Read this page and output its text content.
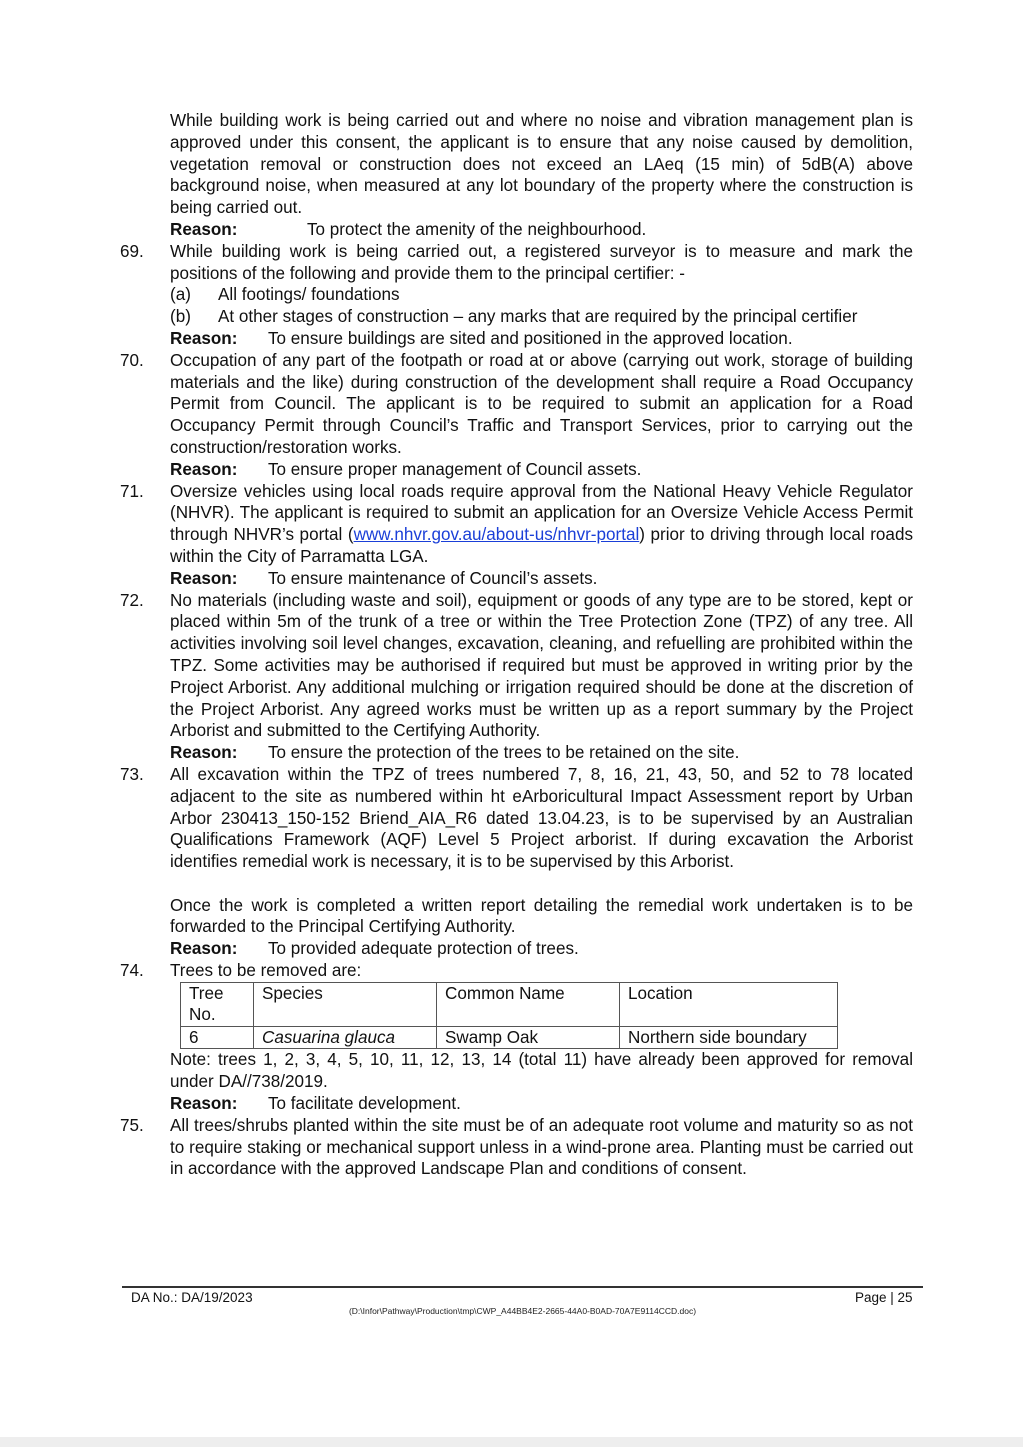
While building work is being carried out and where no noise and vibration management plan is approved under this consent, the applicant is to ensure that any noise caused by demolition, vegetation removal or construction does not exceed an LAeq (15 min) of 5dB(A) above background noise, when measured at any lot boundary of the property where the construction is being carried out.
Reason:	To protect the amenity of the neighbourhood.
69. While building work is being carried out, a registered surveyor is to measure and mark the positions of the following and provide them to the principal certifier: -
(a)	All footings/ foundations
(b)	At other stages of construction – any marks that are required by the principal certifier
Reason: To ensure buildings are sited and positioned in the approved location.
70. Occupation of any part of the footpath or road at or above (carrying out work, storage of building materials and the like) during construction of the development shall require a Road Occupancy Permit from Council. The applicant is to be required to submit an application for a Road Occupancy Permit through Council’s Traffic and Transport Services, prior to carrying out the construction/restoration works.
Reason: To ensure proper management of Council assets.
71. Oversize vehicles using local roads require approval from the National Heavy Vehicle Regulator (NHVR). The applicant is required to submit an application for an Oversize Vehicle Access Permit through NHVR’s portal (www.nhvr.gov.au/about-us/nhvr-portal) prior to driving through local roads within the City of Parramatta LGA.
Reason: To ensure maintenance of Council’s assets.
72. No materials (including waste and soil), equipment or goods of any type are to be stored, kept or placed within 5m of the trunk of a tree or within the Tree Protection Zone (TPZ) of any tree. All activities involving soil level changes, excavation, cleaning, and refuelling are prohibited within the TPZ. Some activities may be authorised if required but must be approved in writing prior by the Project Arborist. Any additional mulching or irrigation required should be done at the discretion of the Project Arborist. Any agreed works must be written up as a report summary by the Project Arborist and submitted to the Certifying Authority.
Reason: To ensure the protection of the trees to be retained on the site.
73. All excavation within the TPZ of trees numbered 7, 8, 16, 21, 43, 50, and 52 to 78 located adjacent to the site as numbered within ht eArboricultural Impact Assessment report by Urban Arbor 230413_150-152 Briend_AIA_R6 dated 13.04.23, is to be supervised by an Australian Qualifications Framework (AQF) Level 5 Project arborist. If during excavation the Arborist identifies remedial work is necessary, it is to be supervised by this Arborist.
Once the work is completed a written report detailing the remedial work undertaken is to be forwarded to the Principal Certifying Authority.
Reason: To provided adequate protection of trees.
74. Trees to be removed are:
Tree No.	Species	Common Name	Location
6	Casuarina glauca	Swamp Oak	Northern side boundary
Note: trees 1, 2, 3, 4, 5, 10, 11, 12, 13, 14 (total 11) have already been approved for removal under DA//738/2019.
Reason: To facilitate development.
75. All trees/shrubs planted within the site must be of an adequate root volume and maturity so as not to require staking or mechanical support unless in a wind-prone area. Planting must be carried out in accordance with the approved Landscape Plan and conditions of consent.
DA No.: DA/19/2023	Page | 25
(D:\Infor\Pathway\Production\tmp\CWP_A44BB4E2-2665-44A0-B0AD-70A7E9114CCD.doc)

» **Set problem**
Skipping the pictures, transcribe each line above exactly as it appears.

» **Response for this exercise**
Read this page and output its text content.
While building work is being carried out and where no noise and vibration management plan is approved under this consent, the applicant is to ensure that any noise caused by demolition, vegetation removal or construction does not exceed an LAeq (15 min) of 5dB(A) above background noise, when measured at any lot boundary of the property where the construction is being carried out.
Reason:	To protect the amenity of the neighbourhood.
69. While building work is being carried out, a registered surveyor is to measure and mark the positions of the following and provide them to the principal certifier: -
(a)	All footings/ foundations
(b)	At other stages of construction – any marks that are required by the principal certifier
Reason: To ensure buildings are sited and positioned in the approved location.
70. Occupation of any part of the footpath or road at or above (carrying out work, storage of building materials and the like) during construction of the development shall require a Road Occupancy Permit from Council. The applicant is to be required to submit an application for a Road Occupancy Permit through Council’s Traffic and Transport Services, prior to carrying out the construction/restoration works.
Reason: To ensure proper management of Council assets.
71. Oversize vehicles using local roads require approval from the National Heavy Vehicle Regulator (NHVR). The applicant is required to submit an application for an Oversize Vehicle Access Permit through NHVR’s portal (www.nhvr.gov.au/about-us/nhvr-portal) prior to driving through local roads within the City of Parramatta LGA.
Reason: To ensure maintenance of Council’s assets.
72. No materials (including waste and soil), equipment or goods of any type are to be stored, kept or placed within 5m of the trunk of a tree or within the Tree Protection Zone (TPZ) of any tree. All activities involving soil level changes, excavation, cleaning, and refuelling are prohibited within the TPZ. Some activities may be authorised if required but must be approved in writing prior by the Project Arborist. Any additional mulching or irrigation required should be done at the discretion of the Project Arborist. Any agreed works must be written up as a report summary by the Project Arborist and submitted to the Certifying Authority.
Reason: To ensure the protection of the trees to be retained on the site.
73. All excavation within the TPZ of trees numbered 7, 8, 16, 21, 43, 50, and 52 to 78 located adjacent to the site as numbered within ht eArboricultural Impact Assessment report by Urban Arbor 230413_150-152 Briend_AIA_R6 dated 13.04.23, is to be supervised by an Australian Qualifications Framework (AQF) Level 5 Project arborist. If during excavation the Arborist identifies remedial work is necessary, it is to be supervised by this Arborist.
Once the work is completed a written report detailing the remedial work undertaken is to be forwarded to the Principal Certifying Authority.
Reason: To provided adequate protection of trees.
74. Trees to be removed are:
Tree No.	Species	Common Name	Location
6	Casuarina glauca	Swamp Oak	Northern side boundary
Note: trees 1, 2, 3, 4, 5, 10, 11, 12, 13, 14 (total 11) have already been approved for removal under DA//738/2019.
Reason: To facilitate development.
75. All trees/shrubs planted within the site must be of an adequate root volume and maturity so as not to require staking or mechanical support unless in a wind-prone area. Planting must be carried out in accordance with the approved Landscape Plan and conditions of consent.
DA No.: DA/19/2023	Page | 25
(D:\Infor\Pathway\Production\tmp\CWP_A44BB4E2-2665-44A0-B0AD-70A7E9114CCD.doc)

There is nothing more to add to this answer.